§ **TEXTO PARA REVISAR**

::::::

- Continúa la tendencia previa a 2008: descentralización (del centro metropolitano en la 2.ª corona) y dispersión (de municipios más grandes hacia municipios más pequeños).
- La segunda corona metropolitana y la Cataluña no metropolitana van adquiriendo más peso relativo (2006-2020): crece un 12,4% en este periodo, el conjunto de la región lo hace en un 7,9% y Cataluña en un 9%. Dentro de la 2.ª corona los municipios menores de 25 mil habitantes ven incrementar su población en un 16,3%, los menores de 100 mil habitantes lo hacen en 8,8%, mientras que los más grandes lo hacen en un 9,8%.
- En este mismo periodo, en Terrassa, 6 de cada 10 altas por inmigración han estado procedentes de Cataluña (59,1%), un 25,4% procedentes del extranjero y un 15,6% del resto del Estado.
- De las procedentes de Cataluña, un 83,4% han sido generadas en el ámbito metropolitano: desde la misma comarca del Vallès se han generado prácticamente la mitad de las altas procedentes del ámbito metropolitano (el 46,7%) y más de un tercio desde el ámbito central metropolitano (el Barcelonès, un 35,2% del total de altas procedentes del ámbito metropolitano).
- Mientras que la recepción de población procedente del extranjero va vinculada mayoritariamente al mercado de trabajo, los movimientos internos de población responden ahora mayoritariamente al mercado de la vivienda.
- Si bien no podemos afirmar categóricamente que este crecimiento se debe solo por traslación de población de la primera corona barcelonesa, el efecto del encarecimiento de la vida en la capital y en otros municipios de aquella corona, incluso de municipios más próximos, y la vigente oferta inmobiliaria hace que Terrassa sea un polo evidente de atracción, especialmente para familias en edad activa, jóvenes. Este es el factor más relevante para el crecimiento continuo de la población. Si la situación no experimenta variaciones, las tasas de crecimiento de la ciudad se mantendrán altas.

::::::

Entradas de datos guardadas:
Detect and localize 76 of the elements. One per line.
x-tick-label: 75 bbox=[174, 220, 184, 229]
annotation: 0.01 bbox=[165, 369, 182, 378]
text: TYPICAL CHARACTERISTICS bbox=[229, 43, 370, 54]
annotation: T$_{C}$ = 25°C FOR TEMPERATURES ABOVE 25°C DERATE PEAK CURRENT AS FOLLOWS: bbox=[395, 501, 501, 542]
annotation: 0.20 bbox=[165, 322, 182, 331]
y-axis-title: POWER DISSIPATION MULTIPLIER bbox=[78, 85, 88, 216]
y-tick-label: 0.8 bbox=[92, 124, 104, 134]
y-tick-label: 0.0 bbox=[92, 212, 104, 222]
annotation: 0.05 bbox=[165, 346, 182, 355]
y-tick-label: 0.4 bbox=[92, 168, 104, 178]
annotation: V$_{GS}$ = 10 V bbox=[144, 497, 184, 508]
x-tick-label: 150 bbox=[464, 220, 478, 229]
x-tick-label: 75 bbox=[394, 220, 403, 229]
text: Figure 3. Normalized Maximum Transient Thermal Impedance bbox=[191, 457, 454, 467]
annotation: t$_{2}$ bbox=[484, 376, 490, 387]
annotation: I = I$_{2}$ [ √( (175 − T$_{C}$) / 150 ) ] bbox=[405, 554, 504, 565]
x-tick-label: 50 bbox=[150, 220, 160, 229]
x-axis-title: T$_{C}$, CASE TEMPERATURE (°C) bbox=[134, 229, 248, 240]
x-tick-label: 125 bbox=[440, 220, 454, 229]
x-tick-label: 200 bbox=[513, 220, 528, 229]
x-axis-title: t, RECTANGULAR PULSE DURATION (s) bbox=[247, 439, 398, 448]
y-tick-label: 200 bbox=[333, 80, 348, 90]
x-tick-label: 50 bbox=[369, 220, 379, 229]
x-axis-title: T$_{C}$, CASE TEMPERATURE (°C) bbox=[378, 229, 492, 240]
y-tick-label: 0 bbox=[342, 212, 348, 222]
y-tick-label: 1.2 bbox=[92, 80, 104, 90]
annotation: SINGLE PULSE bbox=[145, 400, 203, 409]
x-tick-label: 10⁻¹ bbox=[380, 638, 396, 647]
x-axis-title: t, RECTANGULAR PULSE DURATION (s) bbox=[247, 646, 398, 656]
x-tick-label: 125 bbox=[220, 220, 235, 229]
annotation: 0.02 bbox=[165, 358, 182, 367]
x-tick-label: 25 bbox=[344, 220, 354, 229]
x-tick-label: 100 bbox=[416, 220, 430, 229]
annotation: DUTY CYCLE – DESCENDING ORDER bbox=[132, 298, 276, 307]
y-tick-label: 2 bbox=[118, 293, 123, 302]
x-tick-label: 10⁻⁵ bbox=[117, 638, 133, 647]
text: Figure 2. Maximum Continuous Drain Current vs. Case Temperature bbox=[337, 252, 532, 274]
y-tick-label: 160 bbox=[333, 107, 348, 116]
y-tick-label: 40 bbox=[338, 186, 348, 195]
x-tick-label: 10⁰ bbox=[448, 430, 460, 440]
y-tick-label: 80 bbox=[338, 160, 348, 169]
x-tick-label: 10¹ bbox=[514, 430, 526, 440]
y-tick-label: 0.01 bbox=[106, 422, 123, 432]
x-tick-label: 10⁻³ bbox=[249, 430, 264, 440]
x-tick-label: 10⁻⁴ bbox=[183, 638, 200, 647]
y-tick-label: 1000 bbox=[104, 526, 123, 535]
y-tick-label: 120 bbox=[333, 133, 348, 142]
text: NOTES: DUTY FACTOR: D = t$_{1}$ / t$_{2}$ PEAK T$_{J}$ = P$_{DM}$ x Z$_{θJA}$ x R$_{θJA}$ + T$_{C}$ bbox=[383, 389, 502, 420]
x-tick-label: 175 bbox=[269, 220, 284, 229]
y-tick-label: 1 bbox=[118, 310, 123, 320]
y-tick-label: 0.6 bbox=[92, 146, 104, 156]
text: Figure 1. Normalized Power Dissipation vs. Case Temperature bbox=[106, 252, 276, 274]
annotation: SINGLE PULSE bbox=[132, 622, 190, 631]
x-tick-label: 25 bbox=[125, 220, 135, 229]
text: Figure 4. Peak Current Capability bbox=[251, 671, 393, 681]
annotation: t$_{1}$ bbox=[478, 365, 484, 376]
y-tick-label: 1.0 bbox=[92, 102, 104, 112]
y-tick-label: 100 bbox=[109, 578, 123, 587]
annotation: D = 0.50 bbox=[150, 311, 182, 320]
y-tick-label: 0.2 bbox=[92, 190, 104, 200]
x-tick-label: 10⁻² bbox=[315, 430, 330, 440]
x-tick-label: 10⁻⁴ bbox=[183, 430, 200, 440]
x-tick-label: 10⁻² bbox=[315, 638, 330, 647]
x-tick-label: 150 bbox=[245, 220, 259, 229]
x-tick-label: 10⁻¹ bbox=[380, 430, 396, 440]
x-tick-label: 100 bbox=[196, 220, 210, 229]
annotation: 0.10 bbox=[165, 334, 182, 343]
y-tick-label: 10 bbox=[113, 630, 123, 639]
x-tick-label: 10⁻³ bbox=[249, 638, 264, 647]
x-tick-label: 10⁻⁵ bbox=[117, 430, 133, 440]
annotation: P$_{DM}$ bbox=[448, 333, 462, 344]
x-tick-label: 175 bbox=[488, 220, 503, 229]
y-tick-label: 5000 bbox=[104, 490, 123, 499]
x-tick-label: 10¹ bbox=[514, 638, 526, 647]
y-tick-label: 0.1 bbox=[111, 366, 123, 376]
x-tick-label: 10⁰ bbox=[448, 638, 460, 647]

::::::

§ **LISTA DE TAREAS**
(a) Transcribe del texto sobre la población de Terrassa el fragmento que comienza en las palabras "- Si bien no" y termina después de "se mantendrán altas.".
(b) Indica si cada afirmación coincide con el texto sobre la población de Terrassa. Responde sí o no y cita las palabras del texto que lo deciden.
(i) En Terrassa, un 25,4% de las altas por inmigración procedían del extranjero.
(ii) Dentro de la 2.ª corona, los municipios más grandes aumentaron su población más que los menores de 25 mil habitantes.
(iii) Los movimientos internos de población responden ahora sobre todo al mercado de trabajo.
(c) Según el texto sobre la población de Terrassa, ¿qué porcentaje de las altas procedentes del ámbito metropolitano se generó desde la comarca del Vallès?

§ **SOLUCIONES**
(a)
- Si bien no podemos afirmar categóricamente que este crecimiento se debe solo por traslación de población de la primera corona barcelonesa, el efecto del encarecimiento de la vida en la capital y en otros municipios de aquella corona, incluso de municipios más próximos, y la vigente oferta inmobiliaria hace que Terrassa sea un polo evidente de atracción, especialmente para familias en edad activa, jóvenes. Este es el factor más relevante para el crecimiento continuo de la población. Si la situación no experimenta variaciones, las tasas de crecimiento de la ciudad se mantendrán altas.

(b)
(i) Sí: "un 25,4% procedentes del extranjero".
(ii) No: "los municipios menores de 25 mil habitantes ven incrementar su población en un 16,3%, los menores de 100 mil habitantes lo hacen en 8,8%, mientras que los más grandes lo hacen en un 9,8%".
(iii) No: "los movimientos internos de población responden ahora mayoritariamente al mercado de la vivienda".

(c) El 46,7%.